Copy out the entries below in full and exactly.

== SOURCE RECORDS ==

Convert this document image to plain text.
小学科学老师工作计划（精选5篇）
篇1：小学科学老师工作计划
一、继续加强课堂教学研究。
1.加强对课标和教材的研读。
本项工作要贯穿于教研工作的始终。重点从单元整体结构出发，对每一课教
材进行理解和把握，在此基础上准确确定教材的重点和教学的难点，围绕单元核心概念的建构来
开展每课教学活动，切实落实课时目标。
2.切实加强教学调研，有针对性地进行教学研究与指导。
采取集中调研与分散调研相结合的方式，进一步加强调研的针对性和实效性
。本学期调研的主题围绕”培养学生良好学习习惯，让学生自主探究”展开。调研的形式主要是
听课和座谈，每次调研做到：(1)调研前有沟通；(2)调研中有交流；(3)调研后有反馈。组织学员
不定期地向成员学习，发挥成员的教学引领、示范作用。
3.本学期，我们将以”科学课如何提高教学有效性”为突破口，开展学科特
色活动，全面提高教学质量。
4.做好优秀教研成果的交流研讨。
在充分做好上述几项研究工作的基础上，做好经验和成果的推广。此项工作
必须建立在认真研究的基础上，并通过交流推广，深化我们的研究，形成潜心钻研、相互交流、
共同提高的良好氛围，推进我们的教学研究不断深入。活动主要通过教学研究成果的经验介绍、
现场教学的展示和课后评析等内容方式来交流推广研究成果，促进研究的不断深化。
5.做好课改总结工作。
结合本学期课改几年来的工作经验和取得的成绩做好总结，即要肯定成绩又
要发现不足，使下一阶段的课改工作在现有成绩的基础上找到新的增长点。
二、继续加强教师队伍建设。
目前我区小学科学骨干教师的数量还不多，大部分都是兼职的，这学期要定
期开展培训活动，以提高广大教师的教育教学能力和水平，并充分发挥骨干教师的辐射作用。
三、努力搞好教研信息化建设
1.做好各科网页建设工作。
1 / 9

===

= SOLUTION FOR THIS TASK =
Convert this document image to plain text.
小学科学老师工作计划（精选5篇）
篇1：小学科学老师工作计划
一、继续加强课堂教学研究。
1.加强对课标和教材的研读。
本项工作要贯穿于教研工作的始终。重点从单元整体结构出发，对每一课教
材进行理解和把握，在此基础上准确确定教材的重点和教学的难点，围绕单元核心概念的建构来
开展每课教学活动，切实落实课时目标。
2.切实加强教学调研，有针对性地进行教学研究与指导。
采取集中调研与分散调研相结合的方式，进一步加强调研的针对性和实效性
。本学期调研的主题围绕”培养学生良好学习习惯，让学生自主探究”展开。调研的形式主要是
听课和座谈，每次调研做到：(1)调研前有沟通；(2)调研中有交流；(3)调研后有反馈。组织学员
不定期地向成员学习，发挥成员的教学引领、示范作用。
3.本学期，我们将以”科学课如何提高教学有效性”为突破口，开展学科特
色活动，全面提高教学质量。
4.做好优秀教研成果的交流研讨。
在充分做好上述几项研究工作的基础上，做好经验和成果的推广。此项工作
必须建立在认真研究的基础上，并通过交流推广，深化我们的研究，形成潜心钻研、相互交流、
共同提高的良好氛围，推进我们的教学研究不断深入。活动主要通过教学研究成果的经验介绍、
现场教学的展示和课后评析等内容方式来交流推广研究成果，促进研究的不断深化。
5.做好课改总结工作。
结合本学期课改几年来的工作经验和取得的成绩做好总结，即要肯定成绩又
要发现不足，使下一阶段的课改工作在现有成绩的基础上找到新的增长点。
二、继续加强教师队伍建设。
目前我区小学科学骨干教师的数量还不多，大部分都是兼职的，这学期要定
期开展培训活动，以提高广大教师的教育教学能力和水平，并充分发挥骨干教师的辐射作用。
三、努力搞好教研信息化建设
1.做好各科网页建设工作。
1 / 9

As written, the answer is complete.